Di perusahaan yang saya pimpin, saya banyak bertemu dengan komunitas LGBT. Saya punya seorang rekan kerja di kantor, sewaktu main ke rumah saya umurnya masih 22. Ia datang bersama seorang lelaki, dan ia memperkenalkan kepada saya, “Mbak Aida, kenalin ini pacar aku…” dengan nada yang bangga.
Lalu saya pikir, wow! Anak ini hebat banget!
Saya dan mama saya bekerja di bidang yang sama. Semenjak saya kecil, mama saya sudah memperkenalkan teman-temannya kepada saya. Dari mulai penari, penata rias, desainer, koregrafer, hampir semuanya mama kenalkan kepada saya. Mama pun tidak menutup-nutupi identitas mereka. Kalau saya bertanya tentang teman-teman mama, ia bisa menerangkan dengan nada yang santai, “Om itu kan pacarnya om ini.” Saya pun dari dulu bisa bermain dengan teman-teman mama. Dari dulu saya tidak pernah menganggap mereka manusia-manusia yang aneh karena mama membiarkan saya melihat kreasi dan pekerjaan mereka.
Saya tidak bisa membayangkan dunia fashion tanpa mereka. Pasti akan membosankan sekali, ya? Mereka adalah orang-orang yang tidak hanya produktif, tetapi juga kreatif. Saya juga memperkenalkan mereka kepada anak saya di rumah, Jade.
Saya ingin Jade mengenal kehidupan yang beragam semenjak ia masih kecil. Saat ini umurnya delapan tahun. Dia pun kadang-kadang suka bertanya tentang teman-teman saya, “Mom, he’s gay, right?” katanya. Ia ternyata sudah mengenal mengenai kosakata ‘gay’. Menanggapi hal tersebut, saya ingin dapat menjelaskan pemahaman ini ke padanya dengan baik. Di sini saya bisa menjelaskan mengenai makna kebhinekaan kepadanya. Saya ingin ia mengetahui bahwa gay bukanlah sesuatu yang negatif, saya menceritakan banyak insan-insan gay yang produktif, inovatif, dan kreatif.
Salah satu hal yang saya ajarkan kepada anak saya adalah perbedaan antara gay dan lelaki feminin.
Seseorang memiliki sifat feminin dan seorang gay adalah dua hal yang berbeda. Menjadi gay tidak harus feminin, dan begitu juga sebaliknya. Inilah yang saya ajarkan kepada anak saya. Saya ingin anak saya memiliki pemahaman yang tepat mengenai LGBT. Jadi, jika suatu saat ia dewasa dan terjun ke masyarakat, ia mampu memahami manusia dengan utuh.

◆ Data yang disediakan
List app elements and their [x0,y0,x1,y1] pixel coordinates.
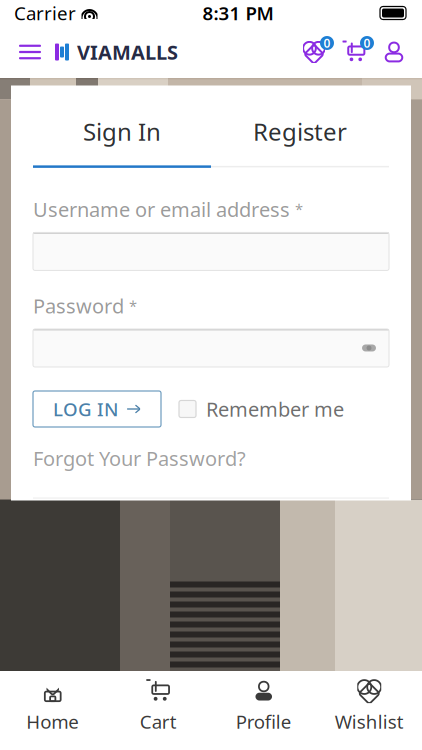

◆ Tujuan
(1) Menurut kutipan tentang komunitas LGBT di atas, berapa umur Jade saat ini?
(2) Terjemahkan kalimat "Saya tidak bisa membayangkan dunia fashion tanpa mereka." dari kutipan tentang komunitas LGBT ke dalam bahasa Inggris.
(3) Sambung kutipan tentang komunitas LGBT itu mulai dari kalimat terakhirnya.

◆ Jawaban per tugas
(1) Delapan tahun.

(2) I can't imagine the fashion world without them.

(3)
***
Bicara mengenai lesbian dan gay, saya pun memiliki pengalaman yang membuat beberapa orang menyangka saya seorang lesbian. Pengalaman itu datang ketika saya masih sekolah. Dulu ada seorang teman wanita dari sekolah lain. Dia mengakui dirinya seorang lesbian. Kebetulan ia bermain dengan teman-teman saya. Dari awal melihatnya, ia memiliki penampilan yang berbeda dibanding teman-teman wanita saya yang lain. Saya menyukai perhatian yang diberikannya. Kami pun berteman dan menjadi dekat. Seperti layaknya anak kecil, kedekatan dengannya saat itu artinya main game dan mendengarkan lagu bersama. Tidak ada yang serius. Namun, beberapa orang menyangka kami adalah sepasang kekasih.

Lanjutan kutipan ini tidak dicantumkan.